__Records for the exercise__.
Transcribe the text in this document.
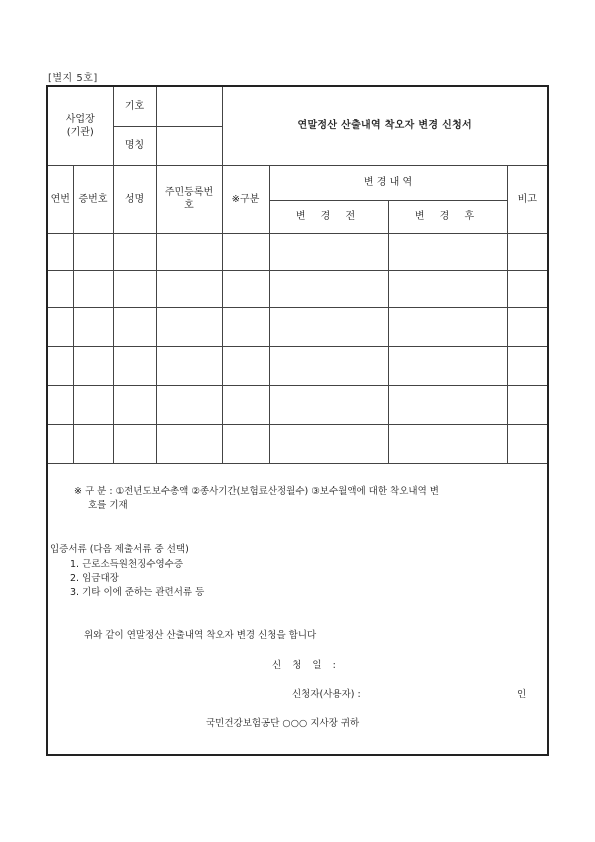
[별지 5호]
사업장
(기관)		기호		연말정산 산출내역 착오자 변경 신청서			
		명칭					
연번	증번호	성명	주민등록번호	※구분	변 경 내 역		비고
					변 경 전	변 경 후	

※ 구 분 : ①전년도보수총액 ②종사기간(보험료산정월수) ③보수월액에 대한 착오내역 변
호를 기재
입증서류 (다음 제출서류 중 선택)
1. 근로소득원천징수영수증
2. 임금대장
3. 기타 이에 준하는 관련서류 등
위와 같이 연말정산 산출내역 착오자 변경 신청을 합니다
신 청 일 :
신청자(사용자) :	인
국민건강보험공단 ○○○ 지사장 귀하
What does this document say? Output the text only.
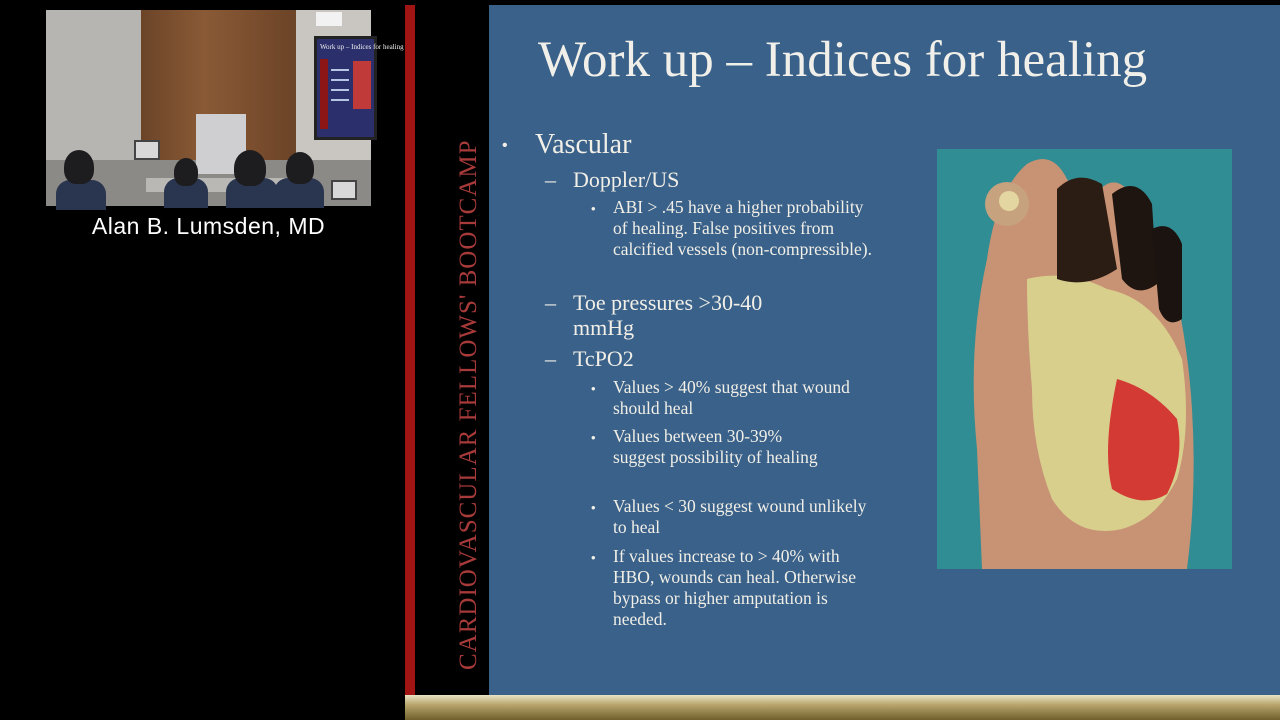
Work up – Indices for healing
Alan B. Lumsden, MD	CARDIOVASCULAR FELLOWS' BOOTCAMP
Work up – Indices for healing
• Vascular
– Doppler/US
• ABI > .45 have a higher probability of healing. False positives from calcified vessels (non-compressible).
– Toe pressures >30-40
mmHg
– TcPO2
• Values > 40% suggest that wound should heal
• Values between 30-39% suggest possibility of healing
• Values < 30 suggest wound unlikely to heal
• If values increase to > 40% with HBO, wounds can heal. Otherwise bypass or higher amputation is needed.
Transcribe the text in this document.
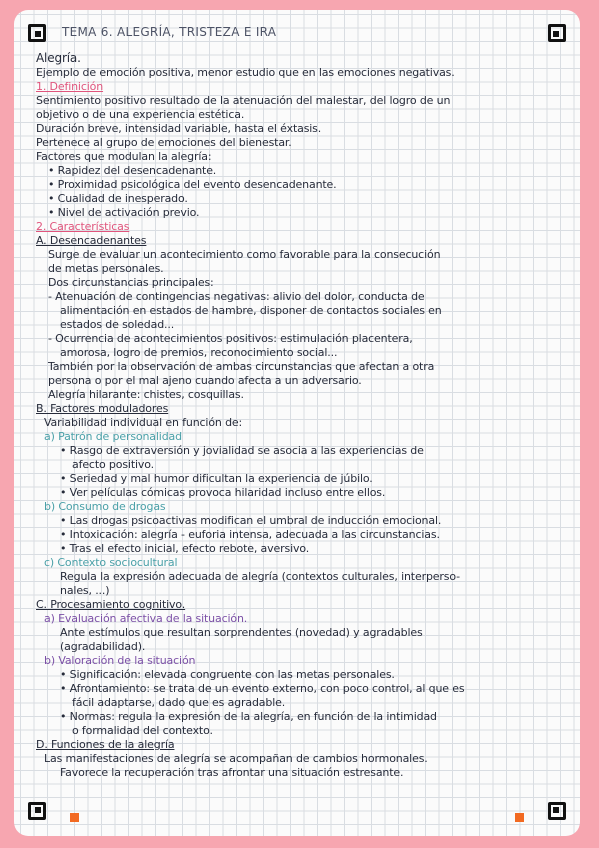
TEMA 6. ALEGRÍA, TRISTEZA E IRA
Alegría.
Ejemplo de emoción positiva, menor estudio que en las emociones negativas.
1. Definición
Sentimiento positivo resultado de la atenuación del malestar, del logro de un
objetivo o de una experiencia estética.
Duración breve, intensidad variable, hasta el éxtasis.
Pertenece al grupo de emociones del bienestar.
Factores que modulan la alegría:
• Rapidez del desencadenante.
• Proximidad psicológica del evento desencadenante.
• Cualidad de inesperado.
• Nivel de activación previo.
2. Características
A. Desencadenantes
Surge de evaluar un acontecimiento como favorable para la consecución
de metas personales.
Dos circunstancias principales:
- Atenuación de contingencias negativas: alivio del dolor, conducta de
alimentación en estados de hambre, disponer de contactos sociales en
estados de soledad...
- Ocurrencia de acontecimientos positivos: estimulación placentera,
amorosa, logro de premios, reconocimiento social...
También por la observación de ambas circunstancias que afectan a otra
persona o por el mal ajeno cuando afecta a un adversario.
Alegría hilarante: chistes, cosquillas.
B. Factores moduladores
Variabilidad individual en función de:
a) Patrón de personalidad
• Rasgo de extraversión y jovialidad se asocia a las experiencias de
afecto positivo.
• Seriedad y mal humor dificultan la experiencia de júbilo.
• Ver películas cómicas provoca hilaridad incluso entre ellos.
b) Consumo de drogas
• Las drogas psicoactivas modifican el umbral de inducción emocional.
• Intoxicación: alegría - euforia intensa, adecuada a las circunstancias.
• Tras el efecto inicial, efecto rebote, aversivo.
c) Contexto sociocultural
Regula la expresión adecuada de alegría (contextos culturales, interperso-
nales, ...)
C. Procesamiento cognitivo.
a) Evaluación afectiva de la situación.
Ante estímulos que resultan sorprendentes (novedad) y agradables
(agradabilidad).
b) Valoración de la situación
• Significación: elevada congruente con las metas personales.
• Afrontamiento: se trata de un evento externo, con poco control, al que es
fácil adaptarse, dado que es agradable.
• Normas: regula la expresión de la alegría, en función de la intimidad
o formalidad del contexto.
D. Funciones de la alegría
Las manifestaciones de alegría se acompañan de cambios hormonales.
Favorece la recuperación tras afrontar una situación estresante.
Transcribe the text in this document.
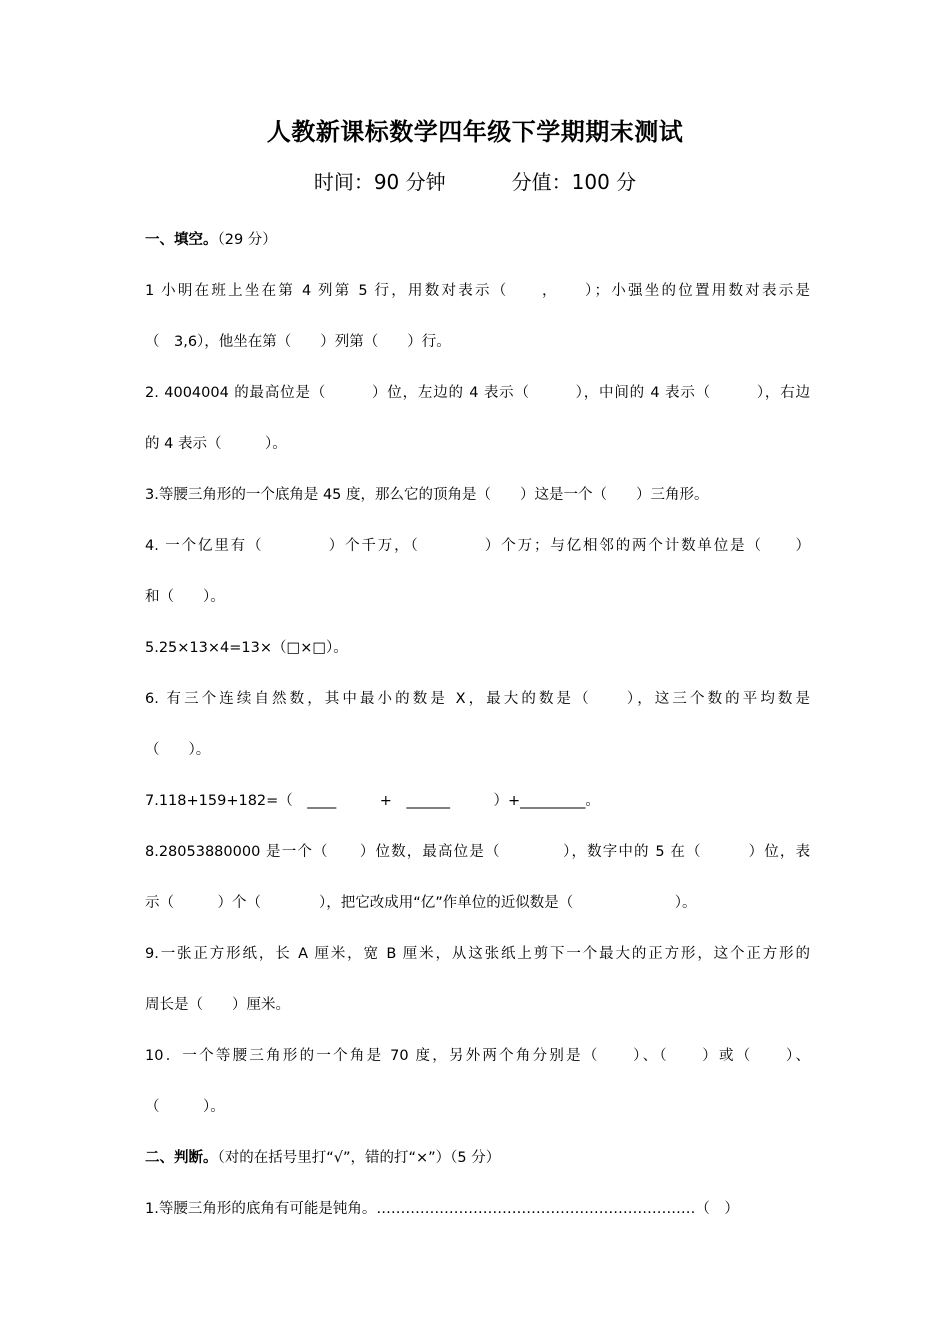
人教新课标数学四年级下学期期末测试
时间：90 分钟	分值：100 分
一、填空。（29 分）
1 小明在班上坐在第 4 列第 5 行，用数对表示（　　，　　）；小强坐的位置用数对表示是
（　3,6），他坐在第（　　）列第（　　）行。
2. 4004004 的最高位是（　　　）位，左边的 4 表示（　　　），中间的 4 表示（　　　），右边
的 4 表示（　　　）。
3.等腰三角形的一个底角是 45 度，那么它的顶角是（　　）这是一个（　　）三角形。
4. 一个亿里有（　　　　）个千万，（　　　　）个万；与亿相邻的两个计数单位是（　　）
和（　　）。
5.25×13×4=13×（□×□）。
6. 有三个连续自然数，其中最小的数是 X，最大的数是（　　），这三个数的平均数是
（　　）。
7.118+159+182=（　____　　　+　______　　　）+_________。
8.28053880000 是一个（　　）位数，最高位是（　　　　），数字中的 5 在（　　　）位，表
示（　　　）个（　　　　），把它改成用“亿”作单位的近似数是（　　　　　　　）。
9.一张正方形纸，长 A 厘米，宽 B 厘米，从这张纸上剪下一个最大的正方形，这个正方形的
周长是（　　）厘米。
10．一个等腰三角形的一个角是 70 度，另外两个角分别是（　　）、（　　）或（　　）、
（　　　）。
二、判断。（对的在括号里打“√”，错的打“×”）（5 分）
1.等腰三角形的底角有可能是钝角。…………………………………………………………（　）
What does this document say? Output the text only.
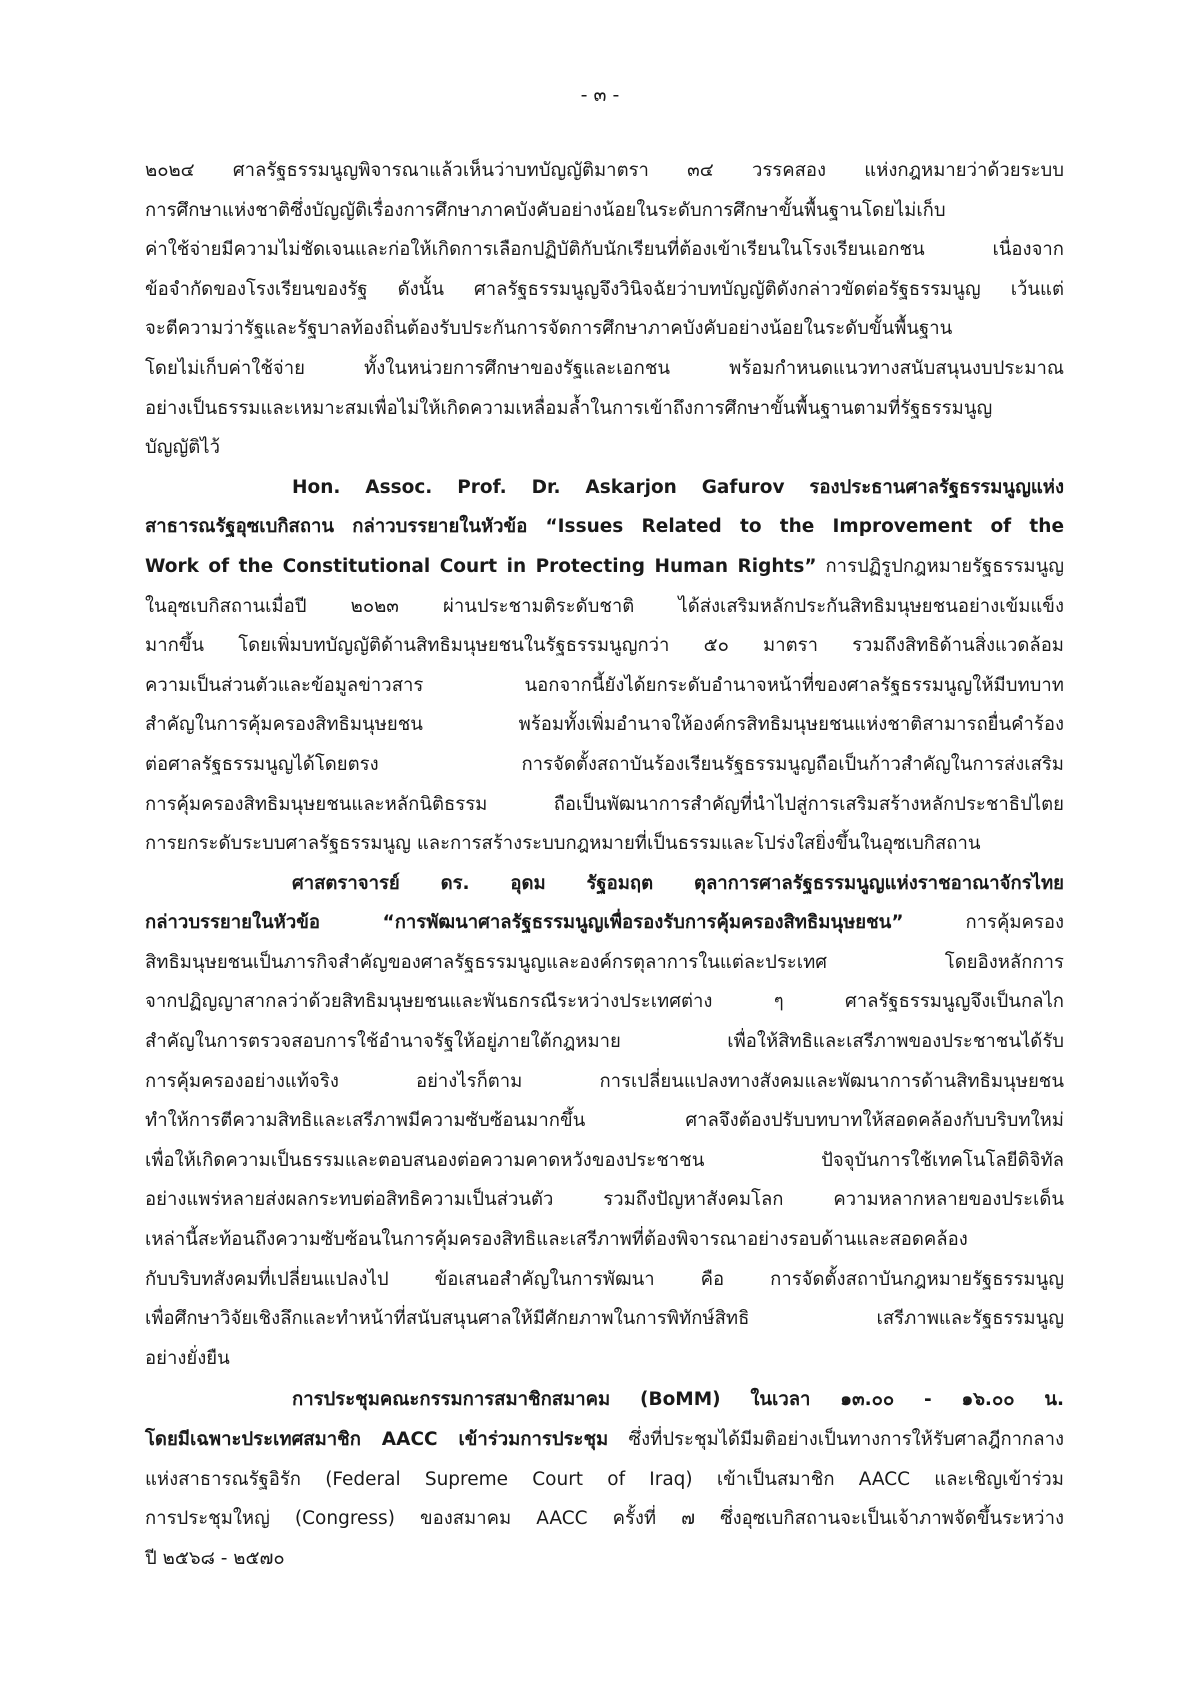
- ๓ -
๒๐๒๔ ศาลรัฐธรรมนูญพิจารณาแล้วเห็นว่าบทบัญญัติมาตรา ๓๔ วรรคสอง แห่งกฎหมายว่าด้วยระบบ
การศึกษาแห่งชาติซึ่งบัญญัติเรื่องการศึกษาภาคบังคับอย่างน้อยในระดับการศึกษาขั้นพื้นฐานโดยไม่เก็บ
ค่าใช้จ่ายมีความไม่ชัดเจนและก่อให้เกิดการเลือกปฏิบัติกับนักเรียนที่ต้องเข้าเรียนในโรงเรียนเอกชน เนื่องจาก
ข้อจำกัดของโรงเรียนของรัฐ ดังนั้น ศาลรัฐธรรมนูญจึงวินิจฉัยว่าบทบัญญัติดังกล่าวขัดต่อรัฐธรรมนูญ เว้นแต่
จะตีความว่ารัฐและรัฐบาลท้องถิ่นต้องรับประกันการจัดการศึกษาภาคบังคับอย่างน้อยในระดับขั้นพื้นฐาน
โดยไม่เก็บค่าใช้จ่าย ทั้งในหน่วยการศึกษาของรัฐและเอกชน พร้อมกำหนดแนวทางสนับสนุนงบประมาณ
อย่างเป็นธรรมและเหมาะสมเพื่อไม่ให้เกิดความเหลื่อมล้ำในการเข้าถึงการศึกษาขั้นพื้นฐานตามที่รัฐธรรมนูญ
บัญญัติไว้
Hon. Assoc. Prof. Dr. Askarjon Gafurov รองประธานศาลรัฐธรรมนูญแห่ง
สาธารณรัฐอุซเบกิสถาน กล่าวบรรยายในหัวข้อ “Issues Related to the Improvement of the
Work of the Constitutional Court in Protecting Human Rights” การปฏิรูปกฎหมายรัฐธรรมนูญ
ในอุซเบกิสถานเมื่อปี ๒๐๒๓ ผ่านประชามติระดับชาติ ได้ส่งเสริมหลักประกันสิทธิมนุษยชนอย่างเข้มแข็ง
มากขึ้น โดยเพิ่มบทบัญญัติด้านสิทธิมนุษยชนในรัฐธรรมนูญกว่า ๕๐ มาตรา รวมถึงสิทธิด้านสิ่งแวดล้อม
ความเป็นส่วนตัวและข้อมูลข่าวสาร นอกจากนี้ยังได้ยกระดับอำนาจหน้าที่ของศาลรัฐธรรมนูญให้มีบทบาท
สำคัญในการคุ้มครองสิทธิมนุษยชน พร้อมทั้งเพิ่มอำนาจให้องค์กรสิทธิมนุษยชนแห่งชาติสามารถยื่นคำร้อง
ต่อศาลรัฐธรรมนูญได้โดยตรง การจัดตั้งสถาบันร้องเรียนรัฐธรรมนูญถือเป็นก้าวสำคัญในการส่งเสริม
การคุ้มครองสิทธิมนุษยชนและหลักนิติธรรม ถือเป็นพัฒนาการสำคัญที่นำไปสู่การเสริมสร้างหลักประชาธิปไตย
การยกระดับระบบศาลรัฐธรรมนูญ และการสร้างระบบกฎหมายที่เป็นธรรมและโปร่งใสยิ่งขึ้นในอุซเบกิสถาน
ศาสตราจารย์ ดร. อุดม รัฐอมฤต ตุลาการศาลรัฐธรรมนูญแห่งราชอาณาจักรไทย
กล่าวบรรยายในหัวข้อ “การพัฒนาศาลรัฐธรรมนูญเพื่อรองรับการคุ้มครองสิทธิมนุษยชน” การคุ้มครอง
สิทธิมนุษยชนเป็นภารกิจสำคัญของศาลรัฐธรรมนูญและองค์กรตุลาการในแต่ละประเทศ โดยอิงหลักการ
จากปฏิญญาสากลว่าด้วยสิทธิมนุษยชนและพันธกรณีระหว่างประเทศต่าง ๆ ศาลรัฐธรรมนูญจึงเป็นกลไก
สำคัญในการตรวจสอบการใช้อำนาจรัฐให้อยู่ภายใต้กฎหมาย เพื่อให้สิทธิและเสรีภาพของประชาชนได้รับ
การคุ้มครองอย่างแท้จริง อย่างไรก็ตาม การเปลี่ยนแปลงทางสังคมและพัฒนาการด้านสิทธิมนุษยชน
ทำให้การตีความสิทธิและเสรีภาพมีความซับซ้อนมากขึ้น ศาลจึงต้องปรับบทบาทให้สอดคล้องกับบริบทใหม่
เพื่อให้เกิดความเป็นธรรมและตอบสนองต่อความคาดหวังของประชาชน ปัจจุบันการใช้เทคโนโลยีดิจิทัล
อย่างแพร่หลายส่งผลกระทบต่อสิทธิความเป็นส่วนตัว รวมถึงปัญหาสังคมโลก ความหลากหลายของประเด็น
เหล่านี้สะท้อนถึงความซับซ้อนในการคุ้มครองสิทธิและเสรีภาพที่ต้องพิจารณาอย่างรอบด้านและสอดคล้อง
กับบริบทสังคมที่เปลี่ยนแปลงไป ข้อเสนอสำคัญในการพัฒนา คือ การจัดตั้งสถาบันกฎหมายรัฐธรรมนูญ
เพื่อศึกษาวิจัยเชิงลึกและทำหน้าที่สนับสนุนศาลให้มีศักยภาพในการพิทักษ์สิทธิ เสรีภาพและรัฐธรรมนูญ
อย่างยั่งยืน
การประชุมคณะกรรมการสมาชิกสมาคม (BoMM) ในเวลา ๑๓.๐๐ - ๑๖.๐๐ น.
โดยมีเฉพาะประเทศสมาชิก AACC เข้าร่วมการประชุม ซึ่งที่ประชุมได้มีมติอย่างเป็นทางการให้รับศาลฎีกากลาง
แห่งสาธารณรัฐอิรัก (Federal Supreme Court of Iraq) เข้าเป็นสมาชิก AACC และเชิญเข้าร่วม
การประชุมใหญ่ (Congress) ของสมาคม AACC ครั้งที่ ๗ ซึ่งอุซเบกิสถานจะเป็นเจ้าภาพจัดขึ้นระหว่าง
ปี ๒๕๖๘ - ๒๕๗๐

__Required work__. Using the material above, gather every line that includes "ซเบก".

__Solution for this problem__.
สาธารณรัฐอุซเบกิสถาน กล่าวบรรยายในหัวข้อ “Issues Related to the Improvement of the
ในอุซเบกิสถานเมื่อปี ๒๐๒๓ ผ่านประชามติระดับชาติ ได้ส่งเสริมหลักประกันสิทธิมนุษยชนอย่างเข้มแข็ง
การยกระดับระบบศาลรัฐธรรมนูญ และการสร้างระบบกฎหมายที่เป็นธรรมและโปร่งใสยิ่งขึ้นในอุซเบกิสถาน
การประชุมใหญ่ (Congress) ของสมาคม AACC ครั้งที่ ๗ ซึ่งอุซเบกิสถานจะเป็นเจ้าภาพจัดขึ้นระหว่าง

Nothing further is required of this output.